▸ The exercise
In the entries, find all lines that hold the word "JSON" and copy them.

▸ Data to use
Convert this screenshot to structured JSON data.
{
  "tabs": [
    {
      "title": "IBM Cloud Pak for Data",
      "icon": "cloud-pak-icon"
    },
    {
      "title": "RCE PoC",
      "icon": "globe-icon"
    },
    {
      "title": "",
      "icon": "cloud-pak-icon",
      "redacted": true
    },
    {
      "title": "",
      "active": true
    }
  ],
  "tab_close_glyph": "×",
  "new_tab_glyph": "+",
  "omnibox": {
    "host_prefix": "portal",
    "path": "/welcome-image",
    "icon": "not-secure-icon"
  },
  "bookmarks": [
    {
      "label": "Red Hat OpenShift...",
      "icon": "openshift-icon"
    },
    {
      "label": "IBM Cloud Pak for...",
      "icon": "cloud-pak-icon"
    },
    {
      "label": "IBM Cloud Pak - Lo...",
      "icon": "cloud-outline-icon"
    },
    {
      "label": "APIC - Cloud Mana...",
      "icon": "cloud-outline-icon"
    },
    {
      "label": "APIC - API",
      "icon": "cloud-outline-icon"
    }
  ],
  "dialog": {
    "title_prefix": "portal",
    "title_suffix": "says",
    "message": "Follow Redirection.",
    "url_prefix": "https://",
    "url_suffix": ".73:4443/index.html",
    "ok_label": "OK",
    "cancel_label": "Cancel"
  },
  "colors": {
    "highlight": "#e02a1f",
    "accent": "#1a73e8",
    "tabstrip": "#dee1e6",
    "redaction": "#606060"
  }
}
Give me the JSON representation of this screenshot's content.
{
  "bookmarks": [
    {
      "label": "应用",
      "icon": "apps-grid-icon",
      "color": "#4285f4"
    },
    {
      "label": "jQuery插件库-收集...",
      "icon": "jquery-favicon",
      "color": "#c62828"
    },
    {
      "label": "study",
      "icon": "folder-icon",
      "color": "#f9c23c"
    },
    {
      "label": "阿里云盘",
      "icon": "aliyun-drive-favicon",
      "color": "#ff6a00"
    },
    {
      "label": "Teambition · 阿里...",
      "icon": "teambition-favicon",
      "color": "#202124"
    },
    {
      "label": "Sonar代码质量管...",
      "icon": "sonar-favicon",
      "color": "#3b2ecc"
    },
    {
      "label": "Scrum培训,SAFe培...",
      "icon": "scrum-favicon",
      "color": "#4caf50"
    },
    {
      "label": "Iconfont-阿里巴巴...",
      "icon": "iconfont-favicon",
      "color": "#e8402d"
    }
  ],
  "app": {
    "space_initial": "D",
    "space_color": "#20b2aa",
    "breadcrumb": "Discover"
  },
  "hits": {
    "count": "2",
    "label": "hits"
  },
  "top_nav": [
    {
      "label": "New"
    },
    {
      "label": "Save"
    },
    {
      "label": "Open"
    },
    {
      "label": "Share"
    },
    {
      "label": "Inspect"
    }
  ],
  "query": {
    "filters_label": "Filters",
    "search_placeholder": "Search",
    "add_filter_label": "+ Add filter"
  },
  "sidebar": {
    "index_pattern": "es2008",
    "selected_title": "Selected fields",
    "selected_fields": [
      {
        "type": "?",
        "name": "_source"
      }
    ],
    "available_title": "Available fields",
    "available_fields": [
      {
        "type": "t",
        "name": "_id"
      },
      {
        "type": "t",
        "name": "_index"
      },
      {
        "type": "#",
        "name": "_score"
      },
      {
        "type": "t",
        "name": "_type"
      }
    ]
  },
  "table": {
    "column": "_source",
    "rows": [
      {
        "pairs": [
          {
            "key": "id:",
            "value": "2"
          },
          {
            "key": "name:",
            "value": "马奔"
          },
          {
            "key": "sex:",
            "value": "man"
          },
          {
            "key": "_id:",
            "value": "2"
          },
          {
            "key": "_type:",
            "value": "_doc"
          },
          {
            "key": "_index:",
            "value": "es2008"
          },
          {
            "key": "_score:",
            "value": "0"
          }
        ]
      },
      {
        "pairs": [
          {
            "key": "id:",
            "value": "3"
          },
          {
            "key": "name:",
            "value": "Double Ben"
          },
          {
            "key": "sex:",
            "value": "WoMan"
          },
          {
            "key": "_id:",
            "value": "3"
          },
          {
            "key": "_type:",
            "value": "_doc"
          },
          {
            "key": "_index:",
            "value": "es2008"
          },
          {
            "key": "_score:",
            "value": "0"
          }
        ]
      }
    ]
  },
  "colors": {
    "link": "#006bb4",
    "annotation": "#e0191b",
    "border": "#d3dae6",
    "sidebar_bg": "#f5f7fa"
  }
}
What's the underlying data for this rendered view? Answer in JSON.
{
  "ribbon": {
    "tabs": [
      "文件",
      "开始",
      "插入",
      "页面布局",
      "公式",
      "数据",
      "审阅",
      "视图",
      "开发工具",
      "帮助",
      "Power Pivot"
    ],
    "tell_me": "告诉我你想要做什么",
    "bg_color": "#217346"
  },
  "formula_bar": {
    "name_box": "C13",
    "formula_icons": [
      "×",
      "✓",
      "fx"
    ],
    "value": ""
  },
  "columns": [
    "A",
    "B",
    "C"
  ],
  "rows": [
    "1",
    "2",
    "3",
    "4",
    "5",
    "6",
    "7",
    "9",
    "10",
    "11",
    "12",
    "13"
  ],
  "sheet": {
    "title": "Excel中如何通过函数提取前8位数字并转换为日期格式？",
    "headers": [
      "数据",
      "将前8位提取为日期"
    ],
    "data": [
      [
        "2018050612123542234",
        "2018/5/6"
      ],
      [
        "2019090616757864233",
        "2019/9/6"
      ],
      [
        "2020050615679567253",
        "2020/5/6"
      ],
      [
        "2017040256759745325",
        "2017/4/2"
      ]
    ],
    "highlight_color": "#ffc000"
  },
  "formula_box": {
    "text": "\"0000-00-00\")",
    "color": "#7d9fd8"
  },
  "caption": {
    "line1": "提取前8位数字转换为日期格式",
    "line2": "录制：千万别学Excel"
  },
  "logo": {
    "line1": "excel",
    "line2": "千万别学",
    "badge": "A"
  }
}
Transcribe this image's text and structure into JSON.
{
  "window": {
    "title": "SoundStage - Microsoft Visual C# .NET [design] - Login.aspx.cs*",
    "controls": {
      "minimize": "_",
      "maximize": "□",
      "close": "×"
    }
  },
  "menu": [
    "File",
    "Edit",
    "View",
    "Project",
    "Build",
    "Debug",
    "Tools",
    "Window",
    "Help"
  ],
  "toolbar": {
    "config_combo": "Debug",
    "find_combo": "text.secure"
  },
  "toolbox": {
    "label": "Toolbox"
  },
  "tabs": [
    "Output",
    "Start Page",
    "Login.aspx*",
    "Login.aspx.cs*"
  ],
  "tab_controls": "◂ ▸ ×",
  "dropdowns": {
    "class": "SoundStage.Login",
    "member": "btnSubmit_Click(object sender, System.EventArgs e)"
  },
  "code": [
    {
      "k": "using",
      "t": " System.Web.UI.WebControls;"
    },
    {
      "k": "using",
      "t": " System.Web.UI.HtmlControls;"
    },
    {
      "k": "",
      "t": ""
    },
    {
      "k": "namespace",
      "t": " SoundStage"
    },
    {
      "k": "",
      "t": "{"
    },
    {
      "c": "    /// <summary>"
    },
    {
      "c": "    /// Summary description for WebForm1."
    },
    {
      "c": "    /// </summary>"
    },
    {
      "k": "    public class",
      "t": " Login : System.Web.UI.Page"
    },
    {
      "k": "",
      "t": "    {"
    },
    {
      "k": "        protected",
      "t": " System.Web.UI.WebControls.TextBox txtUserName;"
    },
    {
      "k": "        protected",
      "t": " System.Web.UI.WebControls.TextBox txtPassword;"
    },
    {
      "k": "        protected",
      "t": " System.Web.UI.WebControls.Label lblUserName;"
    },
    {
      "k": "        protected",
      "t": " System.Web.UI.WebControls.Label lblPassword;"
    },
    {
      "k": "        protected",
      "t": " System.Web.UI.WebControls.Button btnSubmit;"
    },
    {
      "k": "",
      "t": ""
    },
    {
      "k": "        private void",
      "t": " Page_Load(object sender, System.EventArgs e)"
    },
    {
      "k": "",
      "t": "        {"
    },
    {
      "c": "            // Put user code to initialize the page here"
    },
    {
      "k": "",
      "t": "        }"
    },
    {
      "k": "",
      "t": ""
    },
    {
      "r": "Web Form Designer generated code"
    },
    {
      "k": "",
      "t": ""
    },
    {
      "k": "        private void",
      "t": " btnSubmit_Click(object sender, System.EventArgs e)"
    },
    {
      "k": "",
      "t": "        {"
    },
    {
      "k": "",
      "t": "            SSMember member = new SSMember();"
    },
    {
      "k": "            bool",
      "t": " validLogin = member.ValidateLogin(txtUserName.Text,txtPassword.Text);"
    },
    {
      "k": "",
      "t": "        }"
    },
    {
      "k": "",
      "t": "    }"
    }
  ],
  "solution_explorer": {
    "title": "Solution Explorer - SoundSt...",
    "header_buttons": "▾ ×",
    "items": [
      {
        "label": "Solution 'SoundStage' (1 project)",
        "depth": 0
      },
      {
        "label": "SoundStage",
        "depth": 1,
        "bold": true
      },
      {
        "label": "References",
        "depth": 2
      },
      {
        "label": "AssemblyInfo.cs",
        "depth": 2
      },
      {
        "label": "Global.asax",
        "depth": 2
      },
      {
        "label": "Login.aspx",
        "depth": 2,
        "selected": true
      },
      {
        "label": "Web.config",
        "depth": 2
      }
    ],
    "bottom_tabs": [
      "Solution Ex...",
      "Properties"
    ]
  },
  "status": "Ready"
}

▸ Exercise answer
Convert this screenshot to structured JSON data.
Give me the JSON representation of this screenshot's content.
What's the underlying data for this rendered view? Answer in JSON.
Transcribe this image's text and structure into JSON.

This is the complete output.